■ Enunciado do exercício: Transcreva todos os itens abaixo, linha por linha, sem nenhuma alteração.

■ Itens da tarefa:
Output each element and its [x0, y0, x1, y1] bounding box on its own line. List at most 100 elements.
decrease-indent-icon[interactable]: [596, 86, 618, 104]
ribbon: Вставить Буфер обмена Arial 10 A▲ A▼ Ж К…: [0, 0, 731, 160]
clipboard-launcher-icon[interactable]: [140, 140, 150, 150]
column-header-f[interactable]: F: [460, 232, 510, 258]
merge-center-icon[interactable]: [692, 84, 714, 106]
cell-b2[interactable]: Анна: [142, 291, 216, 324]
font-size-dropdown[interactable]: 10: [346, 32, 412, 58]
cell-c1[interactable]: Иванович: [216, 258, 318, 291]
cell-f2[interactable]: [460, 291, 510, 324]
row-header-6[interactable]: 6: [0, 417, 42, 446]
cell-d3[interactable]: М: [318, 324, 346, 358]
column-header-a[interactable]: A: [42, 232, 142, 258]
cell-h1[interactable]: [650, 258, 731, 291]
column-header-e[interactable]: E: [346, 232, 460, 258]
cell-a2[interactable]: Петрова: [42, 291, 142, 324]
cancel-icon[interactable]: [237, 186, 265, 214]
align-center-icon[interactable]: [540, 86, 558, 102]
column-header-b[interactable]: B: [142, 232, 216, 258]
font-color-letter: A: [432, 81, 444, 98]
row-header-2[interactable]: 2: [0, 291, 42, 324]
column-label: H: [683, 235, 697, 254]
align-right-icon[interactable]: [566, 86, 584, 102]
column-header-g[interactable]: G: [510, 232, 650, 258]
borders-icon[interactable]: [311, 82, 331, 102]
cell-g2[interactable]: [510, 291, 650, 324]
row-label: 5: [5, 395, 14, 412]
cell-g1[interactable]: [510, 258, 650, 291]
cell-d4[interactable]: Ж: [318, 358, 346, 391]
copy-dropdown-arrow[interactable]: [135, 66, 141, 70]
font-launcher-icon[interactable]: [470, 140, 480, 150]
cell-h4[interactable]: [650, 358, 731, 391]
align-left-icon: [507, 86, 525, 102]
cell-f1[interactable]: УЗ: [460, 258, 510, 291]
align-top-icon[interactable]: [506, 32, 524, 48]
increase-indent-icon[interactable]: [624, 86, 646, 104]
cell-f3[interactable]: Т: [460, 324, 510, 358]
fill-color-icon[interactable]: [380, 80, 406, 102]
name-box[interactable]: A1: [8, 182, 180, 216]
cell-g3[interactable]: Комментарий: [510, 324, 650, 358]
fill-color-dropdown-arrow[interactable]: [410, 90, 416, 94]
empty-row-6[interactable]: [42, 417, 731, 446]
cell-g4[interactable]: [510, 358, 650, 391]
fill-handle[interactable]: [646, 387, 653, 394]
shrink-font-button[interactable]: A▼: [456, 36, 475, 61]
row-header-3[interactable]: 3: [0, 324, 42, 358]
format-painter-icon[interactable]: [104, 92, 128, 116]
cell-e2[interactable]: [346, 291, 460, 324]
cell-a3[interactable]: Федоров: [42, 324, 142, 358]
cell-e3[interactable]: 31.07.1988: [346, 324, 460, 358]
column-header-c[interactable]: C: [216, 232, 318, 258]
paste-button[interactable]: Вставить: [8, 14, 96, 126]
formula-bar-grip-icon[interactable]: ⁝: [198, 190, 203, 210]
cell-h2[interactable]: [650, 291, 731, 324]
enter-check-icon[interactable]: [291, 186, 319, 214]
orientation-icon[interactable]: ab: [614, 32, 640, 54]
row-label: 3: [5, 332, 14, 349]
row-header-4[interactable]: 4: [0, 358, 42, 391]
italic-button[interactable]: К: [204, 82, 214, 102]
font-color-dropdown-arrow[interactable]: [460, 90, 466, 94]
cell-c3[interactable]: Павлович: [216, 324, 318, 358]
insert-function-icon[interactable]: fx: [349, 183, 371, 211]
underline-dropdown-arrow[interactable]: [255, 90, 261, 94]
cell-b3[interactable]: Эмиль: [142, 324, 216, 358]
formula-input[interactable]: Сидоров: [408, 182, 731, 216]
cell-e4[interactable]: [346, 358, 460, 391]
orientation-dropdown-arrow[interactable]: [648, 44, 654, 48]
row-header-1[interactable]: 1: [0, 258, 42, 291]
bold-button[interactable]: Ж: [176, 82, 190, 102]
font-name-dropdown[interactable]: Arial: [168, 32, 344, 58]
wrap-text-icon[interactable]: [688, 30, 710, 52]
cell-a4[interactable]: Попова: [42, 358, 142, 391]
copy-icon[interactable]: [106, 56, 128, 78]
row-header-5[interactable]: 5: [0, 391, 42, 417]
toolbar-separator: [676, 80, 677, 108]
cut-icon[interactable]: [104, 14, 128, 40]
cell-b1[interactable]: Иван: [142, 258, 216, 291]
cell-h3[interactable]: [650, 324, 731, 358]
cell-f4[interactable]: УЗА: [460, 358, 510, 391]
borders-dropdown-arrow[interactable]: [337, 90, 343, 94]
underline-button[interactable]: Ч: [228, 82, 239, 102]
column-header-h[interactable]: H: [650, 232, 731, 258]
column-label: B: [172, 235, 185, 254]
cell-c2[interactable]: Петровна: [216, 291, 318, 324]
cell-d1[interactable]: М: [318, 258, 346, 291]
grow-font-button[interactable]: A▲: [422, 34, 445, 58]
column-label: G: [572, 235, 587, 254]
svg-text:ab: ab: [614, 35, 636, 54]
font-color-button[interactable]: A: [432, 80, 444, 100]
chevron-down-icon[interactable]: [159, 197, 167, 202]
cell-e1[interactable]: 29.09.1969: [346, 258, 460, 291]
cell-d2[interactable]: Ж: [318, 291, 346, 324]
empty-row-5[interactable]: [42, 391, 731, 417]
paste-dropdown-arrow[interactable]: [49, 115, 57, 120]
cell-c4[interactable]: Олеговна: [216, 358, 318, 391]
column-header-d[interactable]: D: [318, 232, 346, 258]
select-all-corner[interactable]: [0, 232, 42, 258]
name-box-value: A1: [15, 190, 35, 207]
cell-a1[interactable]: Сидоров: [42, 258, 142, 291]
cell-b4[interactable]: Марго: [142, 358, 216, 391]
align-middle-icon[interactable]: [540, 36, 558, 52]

■ Resposta completa:
Output each element and its [x0, y0, x1, y1] bounding box on its own line. List at most 100 elements.
decrease-indent-icon[interactable]: [596, 86, 618, 104]
ribbon: Вставить Буфер обмена Arial 10 A▲ A▼ Ж К…: [0, 0, 731, 160]
clipboard-launcher-icon[interactable]: [140, 140, 150, 150]
column-header-f[interactable]: F: [460, 232, 510, 258]
merge-center-icon[interactable]: [692, 84, 714, 106]
cell-b2[interactable]: Анна: [142, 291, 216, 324]
font-size-dropdown[interactable]: 10: [346, 32, 412, 58]
cell-c1[interactable]: Иванович: [216, 258, 318, 291]
cell-f2[interactable]: [460, 291, 510, 324]
row-header-6[interactable]: 6: [0, 417, 42, 446]
cell-d3[interactable]: М: [318, 324, 346, 358]
column-header-a[interactable]: A: [42, 232, 142, 258]
cell-h1[interactable]: [650, 258, 731, 291]
column-header-e[interactable]: E: [346, 232, 460, 258]
cell-a2[interactable]: Петрова: [42, 291, 142, 324]
cancel-icon[interactable]: [237, 186, 265, 214]
align-center-icon[interactable]: [540, 86, 558, 102]
column-header-b[interactable]: B: [142, 232, 216, 258]
font-color-letter: A: [432, 81, 444, 98]
row-header-2[interactable]: 2: [0, 291, 42, 324]
column-label: H: [683, 235, 697, 254]
align-right-icon[interactable]: [566, 86, 584, 102]
column-header-g[interactable]: G: [510, 232, 650, 258]
borders-icon[interactable]: [311, 82, 331, 102]
cell-g2[interactable]: [510, 291, 650, 324]
row-label: 5: [5, 395, 14, 412]
cell-g1[interactable]: [510, 258, 650, 291]
cell-d4[interactable]: Ж: [318, 358, 346, 391]
copy-dropdown-arrow[interactable]: [135, 66, 141, 70]
font-launcher-icon[interactable]: [470, 140, 480, 150]
cell-h4[interactable]: [650, 358, 731, 391]
align-left-icon: [507, 86, 525, 102]
cell-f1[interactable]: УЗ: [460, 258, 510, 291]
align-top-icon[interactable]: [506, 32, 524, 48]
increase-indent-icon[interactable]: [624, 86, 646, 104]
cell-f3[interactable]: Т: [460, 324, 510, 358]
fill-color-icon[interactable]: [380, 80, 406, 102]
name-box[interactable]: A1: [8, 182, 180, 216]
cell-g3[interactable]: Комментарий: [510, 324, 650, 358]
fill-color-dropdown-arrow[interactable]: [410, 90, 416, 94]
empty-row-6[interactable]: [42, 417, 731, 446]
cell-g4[interactable]: [510, 358, 650, 391]
fill-handle[interactable]: [646, 387, 653, 394]
shrink-font-button[interactable]: A▼: [456, 36, 475, 61]
row-header-3[interactable]: 3: [0, 324, 42, 358]
format-painter-icon[interactable]: [104, 92, 128, 116]
cell-e2[interactable]: [346, 291, 460, 324]
cell-a3[interactable]: Федоров: [42, 324, 142, 358]
cell-e3[interactable]: 31.07.1988: [346, 324, 460, 358]
column-header-c[interactable]: C: [216, 232, 318, 258]
paste-button[interactable]: Вставить: [8, 14, 96, 126]
formula-bar-grip-icon[interactable]: ⁝: [198, 190, 203, 210]
cell-h2[interactable]: [650, 291, 731, 324]
enter-check-icon[interactable]: [291, 186, 319, 214]
orientation-icon[interactable]: ab: [614, 32, 640, 54]
row-label: 3: [5, 332, 14, 349]
row-header-4[interactable]: 4: [0, 358, 42, 391]
italic-button[interactable]: К: [204, 82, 214, 102]
font-color-dropdown-arrow[interactable]: [460, 90, 466, 94]
cell-c3[interactable]: Павлович: [216, 324, 318, 358]
insert-function-icon[interactable]: fx: [349, 183, 371, 211]
underline-dropdown-arrow[interactable]: [255, 90, 261, 94]
cell-b3[interactable]: Эмиль: [142, 324, 216, 358]
formula-input[interactable]: Сидоров: [408, 182, 731, 216]
cell-e4[interactable]: [346, 358, 460, 391]
orientation-dropdown-arrow[interactable]: [648, 44, 654, 48]
row-header-1[interactable]: 1: [0, 258, 42, 291]
bold-button[interactable]: Ж: [176, 82, 190, 102]
font-name-dropdown[interactable]: Arial: [168, 32, 344, 58]
wrap-text-icon[interactable]: [688, 30, 710, 52]
cell-a4[interactable]: Попова: [42, 358, 142, 391]
copy-icon[interactable]: [106, 56, 128, 78]
row-header-5[interactable]: 5: [0, 391, 42, 417]
toolbar-separator: [676, 80, 677, 108]
cut-icon[interactable]: [104, 14, 128, 40]
cell-b1[interactable]: Иван: [142, 258, 216, 291]
cell-h3[interactable]: [650, 324, 731, 358]
cell-f4[interactable]: УЗА: [460, 358, 510, 391]
borders-dropdown-arrow[interactable]: [337, 90, 343, 94]
underline-button[interactable]: Ч: [228, 82, 239, 102]
column-header-h[interactable]: H: [650, 232, 731, 258]
column-label: B: [172, 235, 185, 254]
cell-c2[interactable]: Петровна: [216, 291, 318, 324]
cell-d1[interactable]: М: [318, 258, 346, 291]
grow-font-button[interactable]: A▲: [422, 34, 445, 58]
column-label: G: [572, 235, 587, 254]
svg-text:ab: ab: [614, 35, 636, 54]
font-color-button[interactable]: A: [432, 80, 444, 100]
chevron-down-icon[interactable]: [159, 197, 167, 202]
cell-e1[interactable]: 29.09.1969: [346, 258, 460, 291]
cell-d2[interactable]: Ж: [318, 291, 346, 324]
empty-row-5[interactable]: [42, 391, 731, 417]
paste-dropdown-arrow[interactable]: [49, 115, 57, 120]
cell-c4[interactable]: Олеговна: [216, 358, 318, 391]
column-header-d[interactable]: D: [318, 232, 346, 258]
select-all-corner[interactable]: [0, 232, 42, 258]
name-box-value: A1: [15, 190, 35, 207]
cell-a1[interactable]: Сидоров: [42, 258, 142, 291]
cell-b4[interactable]: Марго: [142, 358, 216, 391]
align-middle-icon[interactable]: [540, 36, 558, 52]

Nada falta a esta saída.